• Problem statement
From the entries that follow, pick out all lines holding "Waihemo".

##### Input #####

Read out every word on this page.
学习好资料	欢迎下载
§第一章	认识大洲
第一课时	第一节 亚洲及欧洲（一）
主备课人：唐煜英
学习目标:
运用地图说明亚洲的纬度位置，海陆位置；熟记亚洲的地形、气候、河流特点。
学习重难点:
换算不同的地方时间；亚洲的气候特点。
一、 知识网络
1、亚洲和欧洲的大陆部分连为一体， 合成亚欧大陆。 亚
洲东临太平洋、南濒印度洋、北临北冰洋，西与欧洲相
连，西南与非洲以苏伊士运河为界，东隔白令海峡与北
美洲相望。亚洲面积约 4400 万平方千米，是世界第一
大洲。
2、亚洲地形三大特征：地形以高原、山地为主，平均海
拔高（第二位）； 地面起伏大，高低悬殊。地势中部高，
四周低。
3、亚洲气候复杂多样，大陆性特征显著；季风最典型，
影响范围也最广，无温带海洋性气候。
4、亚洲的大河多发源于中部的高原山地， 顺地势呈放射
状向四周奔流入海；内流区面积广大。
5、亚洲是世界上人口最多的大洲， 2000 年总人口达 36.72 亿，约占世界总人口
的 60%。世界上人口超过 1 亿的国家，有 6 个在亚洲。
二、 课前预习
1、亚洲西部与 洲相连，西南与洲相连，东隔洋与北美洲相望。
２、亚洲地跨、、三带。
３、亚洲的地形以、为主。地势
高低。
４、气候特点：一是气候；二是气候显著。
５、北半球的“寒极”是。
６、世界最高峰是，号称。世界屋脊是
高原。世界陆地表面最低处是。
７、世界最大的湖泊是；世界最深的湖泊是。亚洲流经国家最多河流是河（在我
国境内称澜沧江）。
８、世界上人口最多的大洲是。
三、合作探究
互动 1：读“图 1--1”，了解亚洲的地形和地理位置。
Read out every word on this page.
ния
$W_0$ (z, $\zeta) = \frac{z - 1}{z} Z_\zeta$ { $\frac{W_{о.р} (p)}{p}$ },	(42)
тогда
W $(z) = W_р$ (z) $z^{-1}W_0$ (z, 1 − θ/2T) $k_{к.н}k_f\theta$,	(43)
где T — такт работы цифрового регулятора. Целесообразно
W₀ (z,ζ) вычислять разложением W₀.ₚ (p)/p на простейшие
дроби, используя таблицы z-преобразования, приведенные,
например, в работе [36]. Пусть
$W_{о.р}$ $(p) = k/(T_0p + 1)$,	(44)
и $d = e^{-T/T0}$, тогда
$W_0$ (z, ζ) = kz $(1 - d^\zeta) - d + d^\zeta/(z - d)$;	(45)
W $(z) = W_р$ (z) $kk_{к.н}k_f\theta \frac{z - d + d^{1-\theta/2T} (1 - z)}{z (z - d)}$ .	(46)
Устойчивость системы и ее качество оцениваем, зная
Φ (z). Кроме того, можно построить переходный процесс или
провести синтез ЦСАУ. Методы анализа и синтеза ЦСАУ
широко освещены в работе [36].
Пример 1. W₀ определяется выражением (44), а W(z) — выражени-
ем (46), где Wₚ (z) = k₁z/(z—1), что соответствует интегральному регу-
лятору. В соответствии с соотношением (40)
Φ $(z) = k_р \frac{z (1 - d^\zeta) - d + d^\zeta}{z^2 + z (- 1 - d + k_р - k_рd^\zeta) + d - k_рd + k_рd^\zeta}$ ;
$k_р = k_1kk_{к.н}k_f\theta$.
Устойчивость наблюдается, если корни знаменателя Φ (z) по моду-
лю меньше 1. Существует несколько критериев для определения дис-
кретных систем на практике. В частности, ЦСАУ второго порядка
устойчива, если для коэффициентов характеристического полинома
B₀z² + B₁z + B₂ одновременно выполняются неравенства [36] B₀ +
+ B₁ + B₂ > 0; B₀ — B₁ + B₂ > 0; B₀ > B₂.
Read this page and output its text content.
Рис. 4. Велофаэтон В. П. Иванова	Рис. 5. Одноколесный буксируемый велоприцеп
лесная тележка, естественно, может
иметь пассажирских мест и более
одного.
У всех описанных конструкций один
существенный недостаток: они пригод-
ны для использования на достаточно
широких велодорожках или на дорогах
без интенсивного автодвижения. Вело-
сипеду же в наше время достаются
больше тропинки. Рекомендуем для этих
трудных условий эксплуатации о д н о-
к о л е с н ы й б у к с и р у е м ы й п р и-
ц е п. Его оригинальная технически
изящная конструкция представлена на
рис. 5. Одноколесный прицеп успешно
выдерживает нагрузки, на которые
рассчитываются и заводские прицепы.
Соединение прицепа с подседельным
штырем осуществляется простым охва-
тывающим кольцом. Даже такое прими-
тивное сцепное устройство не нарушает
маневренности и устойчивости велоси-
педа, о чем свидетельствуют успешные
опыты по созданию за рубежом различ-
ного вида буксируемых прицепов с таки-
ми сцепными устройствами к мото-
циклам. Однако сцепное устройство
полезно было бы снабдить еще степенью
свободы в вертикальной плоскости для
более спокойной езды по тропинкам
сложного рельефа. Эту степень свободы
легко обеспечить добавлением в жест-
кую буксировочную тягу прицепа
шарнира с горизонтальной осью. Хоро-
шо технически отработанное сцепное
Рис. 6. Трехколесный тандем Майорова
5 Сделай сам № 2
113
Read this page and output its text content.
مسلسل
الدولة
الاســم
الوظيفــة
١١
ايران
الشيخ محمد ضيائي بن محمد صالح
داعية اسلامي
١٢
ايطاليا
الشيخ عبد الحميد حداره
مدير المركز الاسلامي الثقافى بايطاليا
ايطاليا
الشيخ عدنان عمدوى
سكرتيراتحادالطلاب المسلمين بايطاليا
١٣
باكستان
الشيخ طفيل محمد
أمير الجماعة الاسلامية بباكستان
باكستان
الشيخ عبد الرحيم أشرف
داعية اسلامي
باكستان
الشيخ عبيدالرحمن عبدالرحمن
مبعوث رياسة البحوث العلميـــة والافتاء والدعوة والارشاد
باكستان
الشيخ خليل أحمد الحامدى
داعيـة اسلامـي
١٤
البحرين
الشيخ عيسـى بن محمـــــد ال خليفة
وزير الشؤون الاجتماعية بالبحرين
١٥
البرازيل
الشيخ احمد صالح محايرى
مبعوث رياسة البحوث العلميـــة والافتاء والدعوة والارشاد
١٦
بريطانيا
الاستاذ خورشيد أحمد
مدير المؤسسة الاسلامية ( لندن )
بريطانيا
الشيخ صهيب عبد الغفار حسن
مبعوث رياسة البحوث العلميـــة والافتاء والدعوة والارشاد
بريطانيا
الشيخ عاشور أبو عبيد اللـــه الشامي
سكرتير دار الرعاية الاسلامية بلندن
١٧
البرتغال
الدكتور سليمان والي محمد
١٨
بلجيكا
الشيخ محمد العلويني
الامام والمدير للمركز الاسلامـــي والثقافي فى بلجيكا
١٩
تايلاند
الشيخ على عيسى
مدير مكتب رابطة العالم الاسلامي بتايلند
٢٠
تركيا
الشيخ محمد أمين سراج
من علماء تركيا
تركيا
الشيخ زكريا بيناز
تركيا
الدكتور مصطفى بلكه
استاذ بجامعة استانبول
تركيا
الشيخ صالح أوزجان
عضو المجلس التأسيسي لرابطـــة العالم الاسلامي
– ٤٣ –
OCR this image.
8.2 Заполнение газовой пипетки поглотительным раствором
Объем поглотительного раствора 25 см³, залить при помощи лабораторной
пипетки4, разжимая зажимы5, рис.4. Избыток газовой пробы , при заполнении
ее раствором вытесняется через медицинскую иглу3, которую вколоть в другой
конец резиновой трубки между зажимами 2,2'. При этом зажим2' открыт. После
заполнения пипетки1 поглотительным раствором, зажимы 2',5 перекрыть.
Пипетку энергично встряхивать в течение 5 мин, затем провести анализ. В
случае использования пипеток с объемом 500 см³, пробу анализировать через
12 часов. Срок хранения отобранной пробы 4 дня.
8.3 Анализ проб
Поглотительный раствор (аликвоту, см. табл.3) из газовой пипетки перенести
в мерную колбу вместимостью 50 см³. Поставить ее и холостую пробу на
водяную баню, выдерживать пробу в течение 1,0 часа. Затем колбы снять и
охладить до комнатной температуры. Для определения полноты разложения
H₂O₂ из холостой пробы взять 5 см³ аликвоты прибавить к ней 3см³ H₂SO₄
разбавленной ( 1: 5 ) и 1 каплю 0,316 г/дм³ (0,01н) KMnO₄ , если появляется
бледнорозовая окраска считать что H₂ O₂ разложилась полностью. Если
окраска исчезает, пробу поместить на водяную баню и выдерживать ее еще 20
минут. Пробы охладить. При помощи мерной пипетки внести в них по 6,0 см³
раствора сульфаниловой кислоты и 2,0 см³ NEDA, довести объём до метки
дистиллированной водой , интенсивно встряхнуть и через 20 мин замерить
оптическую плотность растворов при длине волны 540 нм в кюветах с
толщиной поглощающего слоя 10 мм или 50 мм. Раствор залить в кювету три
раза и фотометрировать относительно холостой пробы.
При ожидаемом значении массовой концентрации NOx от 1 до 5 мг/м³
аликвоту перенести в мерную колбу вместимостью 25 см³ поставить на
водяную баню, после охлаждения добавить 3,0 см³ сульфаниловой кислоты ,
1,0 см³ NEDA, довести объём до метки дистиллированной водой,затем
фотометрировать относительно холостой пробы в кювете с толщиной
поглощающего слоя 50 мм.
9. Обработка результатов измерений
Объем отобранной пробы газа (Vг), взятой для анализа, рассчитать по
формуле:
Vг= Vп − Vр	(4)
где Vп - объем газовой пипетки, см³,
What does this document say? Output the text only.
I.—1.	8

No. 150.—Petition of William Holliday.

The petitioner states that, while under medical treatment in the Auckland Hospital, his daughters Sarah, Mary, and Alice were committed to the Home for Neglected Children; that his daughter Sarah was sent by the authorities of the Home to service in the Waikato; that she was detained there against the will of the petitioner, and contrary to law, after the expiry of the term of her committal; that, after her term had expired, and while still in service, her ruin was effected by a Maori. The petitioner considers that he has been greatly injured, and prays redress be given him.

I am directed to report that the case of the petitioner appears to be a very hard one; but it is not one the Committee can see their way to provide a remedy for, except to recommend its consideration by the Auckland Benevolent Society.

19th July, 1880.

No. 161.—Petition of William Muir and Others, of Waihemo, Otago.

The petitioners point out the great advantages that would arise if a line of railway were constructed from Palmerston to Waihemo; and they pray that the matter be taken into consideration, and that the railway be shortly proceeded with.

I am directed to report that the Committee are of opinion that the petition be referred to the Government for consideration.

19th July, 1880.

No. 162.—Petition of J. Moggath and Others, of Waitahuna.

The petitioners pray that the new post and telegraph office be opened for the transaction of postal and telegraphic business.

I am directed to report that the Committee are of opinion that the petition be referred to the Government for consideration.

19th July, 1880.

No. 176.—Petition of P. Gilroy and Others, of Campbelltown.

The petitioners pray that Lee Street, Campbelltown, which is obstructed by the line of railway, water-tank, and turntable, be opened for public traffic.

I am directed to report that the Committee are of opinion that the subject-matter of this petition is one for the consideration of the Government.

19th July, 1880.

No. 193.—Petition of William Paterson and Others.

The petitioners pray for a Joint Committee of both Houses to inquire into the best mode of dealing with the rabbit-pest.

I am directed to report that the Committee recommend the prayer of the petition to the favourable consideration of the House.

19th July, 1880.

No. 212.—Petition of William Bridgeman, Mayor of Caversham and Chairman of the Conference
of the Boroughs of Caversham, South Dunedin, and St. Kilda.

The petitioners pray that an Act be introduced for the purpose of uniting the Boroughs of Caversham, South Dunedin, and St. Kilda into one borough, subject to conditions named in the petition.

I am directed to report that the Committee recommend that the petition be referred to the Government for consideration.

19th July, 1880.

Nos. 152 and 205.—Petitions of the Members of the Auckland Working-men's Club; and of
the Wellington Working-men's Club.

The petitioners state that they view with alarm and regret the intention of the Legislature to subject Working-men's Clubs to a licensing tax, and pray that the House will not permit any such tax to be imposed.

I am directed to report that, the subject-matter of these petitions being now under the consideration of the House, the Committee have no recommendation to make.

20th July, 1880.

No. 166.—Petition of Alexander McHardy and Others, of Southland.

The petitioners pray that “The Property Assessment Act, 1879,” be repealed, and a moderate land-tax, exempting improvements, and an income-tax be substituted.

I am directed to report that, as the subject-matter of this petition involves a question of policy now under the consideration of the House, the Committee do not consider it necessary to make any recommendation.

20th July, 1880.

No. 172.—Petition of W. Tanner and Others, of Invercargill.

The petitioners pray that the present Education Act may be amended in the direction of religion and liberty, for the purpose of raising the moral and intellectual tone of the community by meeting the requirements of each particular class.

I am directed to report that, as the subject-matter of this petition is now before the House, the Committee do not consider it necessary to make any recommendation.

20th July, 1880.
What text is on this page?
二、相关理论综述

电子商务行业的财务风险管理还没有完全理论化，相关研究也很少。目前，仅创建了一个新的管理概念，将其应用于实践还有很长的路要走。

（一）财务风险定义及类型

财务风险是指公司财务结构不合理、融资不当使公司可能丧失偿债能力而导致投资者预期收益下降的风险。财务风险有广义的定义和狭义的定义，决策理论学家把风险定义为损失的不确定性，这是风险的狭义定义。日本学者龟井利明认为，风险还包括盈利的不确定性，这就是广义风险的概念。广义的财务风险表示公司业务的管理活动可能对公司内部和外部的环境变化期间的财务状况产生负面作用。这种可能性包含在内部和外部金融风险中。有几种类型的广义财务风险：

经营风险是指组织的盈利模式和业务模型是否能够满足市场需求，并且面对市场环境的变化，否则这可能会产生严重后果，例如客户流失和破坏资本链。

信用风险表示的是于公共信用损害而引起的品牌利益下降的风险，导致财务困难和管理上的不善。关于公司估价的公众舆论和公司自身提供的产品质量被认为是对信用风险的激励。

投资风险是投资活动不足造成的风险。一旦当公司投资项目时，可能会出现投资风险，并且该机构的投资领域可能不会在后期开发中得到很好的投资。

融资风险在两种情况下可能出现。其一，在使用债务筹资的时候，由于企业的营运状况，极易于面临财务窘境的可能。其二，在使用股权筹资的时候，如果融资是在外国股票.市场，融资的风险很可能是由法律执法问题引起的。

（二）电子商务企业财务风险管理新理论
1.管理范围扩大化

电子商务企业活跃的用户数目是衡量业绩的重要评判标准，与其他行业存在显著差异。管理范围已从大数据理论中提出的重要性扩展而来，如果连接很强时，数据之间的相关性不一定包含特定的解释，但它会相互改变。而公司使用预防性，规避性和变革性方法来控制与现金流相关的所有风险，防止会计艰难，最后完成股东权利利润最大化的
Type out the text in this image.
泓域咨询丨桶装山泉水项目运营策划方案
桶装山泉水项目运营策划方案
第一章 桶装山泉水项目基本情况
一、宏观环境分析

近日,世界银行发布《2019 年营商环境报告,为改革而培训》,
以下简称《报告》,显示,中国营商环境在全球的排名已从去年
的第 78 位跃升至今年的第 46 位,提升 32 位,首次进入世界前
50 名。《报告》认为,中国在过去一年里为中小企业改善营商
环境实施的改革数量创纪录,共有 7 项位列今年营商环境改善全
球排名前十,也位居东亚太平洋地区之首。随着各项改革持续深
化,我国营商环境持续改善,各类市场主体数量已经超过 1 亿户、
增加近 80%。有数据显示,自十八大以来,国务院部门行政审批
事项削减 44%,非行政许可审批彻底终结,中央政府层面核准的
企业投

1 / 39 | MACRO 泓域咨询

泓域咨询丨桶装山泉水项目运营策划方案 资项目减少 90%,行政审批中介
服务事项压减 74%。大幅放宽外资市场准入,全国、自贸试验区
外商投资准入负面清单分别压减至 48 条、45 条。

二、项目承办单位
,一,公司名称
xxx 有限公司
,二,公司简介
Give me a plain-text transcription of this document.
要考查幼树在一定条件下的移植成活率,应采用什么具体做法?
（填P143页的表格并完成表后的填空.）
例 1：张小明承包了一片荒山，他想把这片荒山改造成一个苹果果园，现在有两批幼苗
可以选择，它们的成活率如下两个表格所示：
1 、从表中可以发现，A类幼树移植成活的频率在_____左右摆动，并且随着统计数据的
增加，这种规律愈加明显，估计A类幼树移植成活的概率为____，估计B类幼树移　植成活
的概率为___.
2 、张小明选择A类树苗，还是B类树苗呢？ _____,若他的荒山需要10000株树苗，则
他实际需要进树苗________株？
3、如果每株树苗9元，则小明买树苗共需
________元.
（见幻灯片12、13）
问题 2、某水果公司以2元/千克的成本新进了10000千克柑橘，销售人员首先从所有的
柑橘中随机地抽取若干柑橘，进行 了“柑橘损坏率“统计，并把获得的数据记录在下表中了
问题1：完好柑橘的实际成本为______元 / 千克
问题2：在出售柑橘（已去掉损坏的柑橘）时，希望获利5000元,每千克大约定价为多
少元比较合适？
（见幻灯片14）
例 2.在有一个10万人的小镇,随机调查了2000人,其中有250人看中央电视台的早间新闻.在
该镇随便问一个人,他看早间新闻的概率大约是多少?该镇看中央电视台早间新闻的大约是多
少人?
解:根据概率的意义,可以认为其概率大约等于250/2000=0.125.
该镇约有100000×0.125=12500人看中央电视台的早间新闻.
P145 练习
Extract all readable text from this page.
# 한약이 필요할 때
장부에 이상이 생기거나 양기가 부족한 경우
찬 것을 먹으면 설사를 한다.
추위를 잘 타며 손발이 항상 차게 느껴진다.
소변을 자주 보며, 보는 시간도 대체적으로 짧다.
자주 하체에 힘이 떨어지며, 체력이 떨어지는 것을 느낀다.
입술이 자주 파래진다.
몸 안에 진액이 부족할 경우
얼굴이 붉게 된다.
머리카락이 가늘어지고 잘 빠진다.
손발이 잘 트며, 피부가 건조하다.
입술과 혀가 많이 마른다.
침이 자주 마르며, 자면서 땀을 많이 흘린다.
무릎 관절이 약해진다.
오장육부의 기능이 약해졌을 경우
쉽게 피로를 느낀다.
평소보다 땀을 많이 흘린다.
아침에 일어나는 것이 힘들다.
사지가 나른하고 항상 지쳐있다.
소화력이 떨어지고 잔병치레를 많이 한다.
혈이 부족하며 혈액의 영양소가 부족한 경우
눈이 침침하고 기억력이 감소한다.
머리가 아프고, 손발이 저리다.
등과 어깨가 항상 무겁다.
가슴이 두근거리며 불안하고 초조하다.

#####

• Solution for this problem
No. 161.—Petition of William Muir and Others, of Waihemo, Otago.
The petitioners point out the great advantages that would arise if a line of railway were constructed from Palmerston to Waihemo; and they pray that the matter be taken into consideration, and that the railway be shortly proceeded with.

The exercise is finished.